Lines of data
———
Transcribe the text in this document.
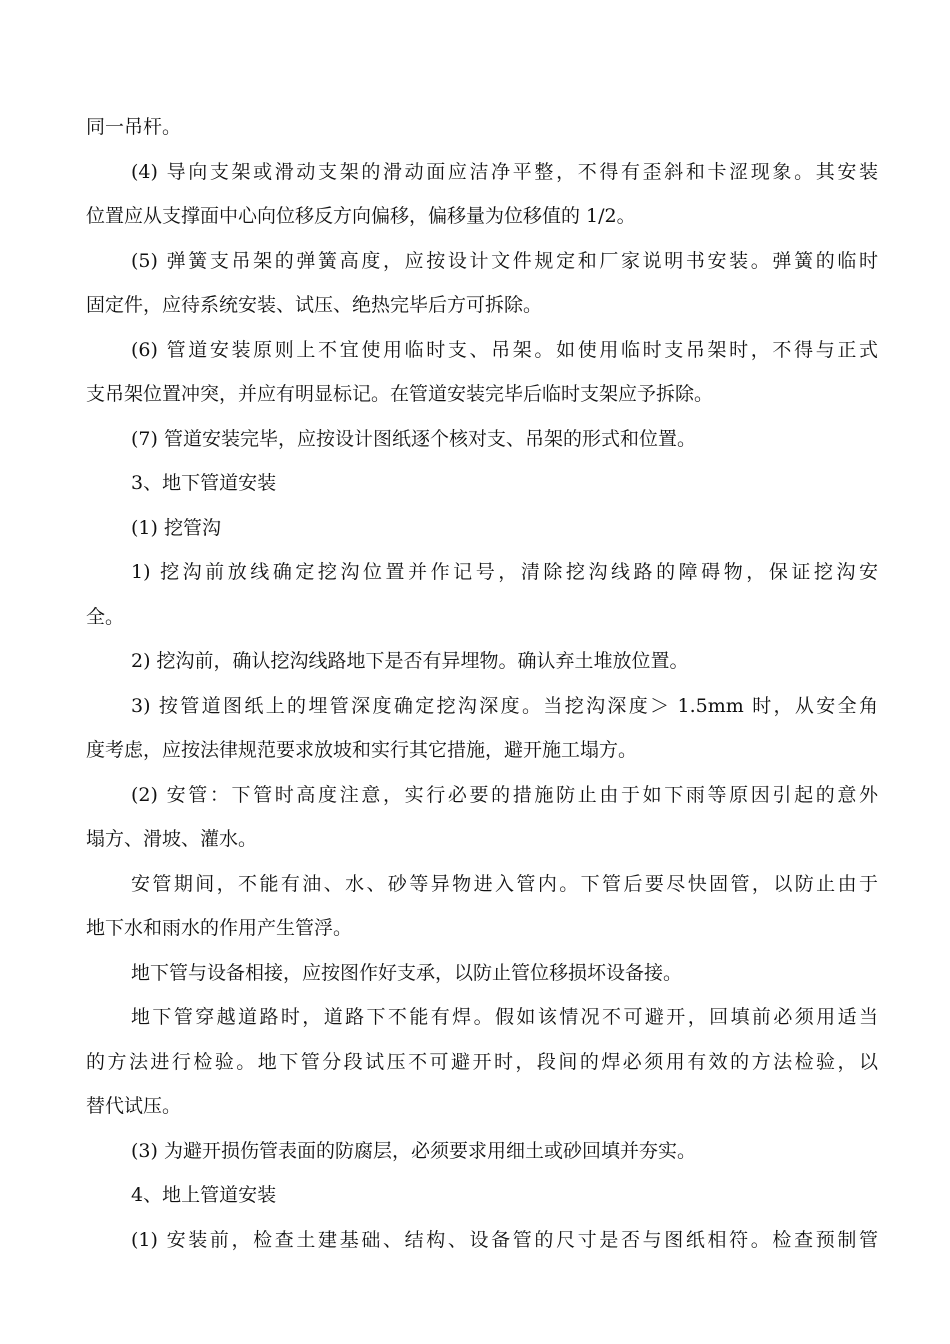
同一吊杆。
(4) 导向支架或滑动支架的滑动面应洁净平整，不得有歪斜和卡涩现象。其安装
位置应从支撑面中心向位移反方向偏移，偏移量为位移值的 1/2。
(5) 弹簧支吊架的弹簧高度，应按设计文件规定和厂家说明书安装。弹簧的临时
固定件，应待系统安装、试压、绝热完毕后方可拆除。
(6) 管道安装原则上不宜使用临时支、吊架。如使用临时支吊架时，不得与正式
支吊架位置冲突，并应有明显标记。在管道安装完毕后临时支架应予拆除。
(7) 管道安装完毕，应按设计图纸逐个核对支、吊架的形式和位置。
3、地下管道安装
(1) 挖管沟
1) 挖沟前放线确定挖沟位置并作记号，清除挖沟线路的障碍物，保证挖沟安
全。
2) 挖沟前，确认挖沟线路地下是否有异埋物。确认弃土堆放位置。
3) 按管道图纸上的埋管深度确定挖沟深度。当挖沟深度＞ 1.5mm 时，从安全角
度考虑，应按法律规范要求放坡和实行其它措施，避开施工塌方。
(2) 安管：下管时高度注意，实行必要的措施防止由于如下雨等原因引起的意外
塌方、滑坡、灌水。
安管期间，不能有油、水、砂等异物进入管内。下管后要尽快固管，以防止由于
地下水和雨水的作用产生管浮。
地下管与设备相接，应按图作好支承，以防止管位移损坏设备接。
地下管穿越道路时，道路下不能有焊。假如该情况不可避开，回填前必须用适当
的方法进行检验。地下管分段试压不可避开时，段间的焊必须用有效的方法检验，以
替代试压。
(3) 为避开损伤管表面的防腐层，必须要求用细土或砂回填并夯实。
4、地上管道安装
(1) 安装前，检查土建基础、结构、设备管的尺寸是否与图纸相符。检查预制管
———
Your copy should hold every record word for word and none of the pictures.

◆ **Result for this task**:
Transcribe the text in this document.
同一吊杆。
(4) 导向支架或滑动支架的滑动面应洁净平整，不得有歪斜和卡涩现象。其安装
位置应从支撑面中心向位移反方向偏移，偏移量为位移值的 1/2。
(5) 弹簧支吊架的弹簧高度，应按设计文件规定和厂家说明书安装。弹簧的临时
固定件，应待系统安装、试压、绝热完毕后方可拆除。
(6) 管道安装原则上不宜使用临时支、吊架。如使用临时支吊架时，不得与正式
支吊架位置冲突，并应有明显标记。在管道安装完毕后临时支架应予拆除。
(7) 管道安装完毕，应按设计图纸逐个核对支、吊架的形式和位置。
3、地下管道安装
(1) 挖管沟
1) 挖沟前放线确定挖沟位置并作记号，清除挖沟线路的障碍物，保证挖沟安
全。
2) 挖沟前，确认挖沟线路地下是否有异埋物。确认弃土堆放位置。
3) 按管道图纸上的埋管深度确定挖沟深度。当挖沟深度＞ 1.5mm 时，从安全角
度考虑，应按法律规范要求放坡和实行其它措施，避开施工塌方。
(2) 安管：下管时高度注意，实行必要的措施防止由于如下雨等原因引起的意外
塌方、滑坡、灌水。
安管期间，不能有油、水、砂等异物进入管内。下管后要尽快固管，以防止由于
地下水和雨水的作用产生管浮。
地下管与设备相接，应按图作好支承，以防止管位移损坏设备接。
地下管穿越道路时，道路下不能有焊。假如该情况不可避开，回填前必须用适当
的方法进行检验。地下管分段试压不可避开时，段间的焊必须用有效的方法检验，以
替代试压。
(3) 为避开损伤管表面的防腐层，必须要求用细土或砂回填并夯实。
4、地上管道安装
(1) 安装前，检查土建基础、结构、设备管的尺寸是否与图纸相符。检查预制管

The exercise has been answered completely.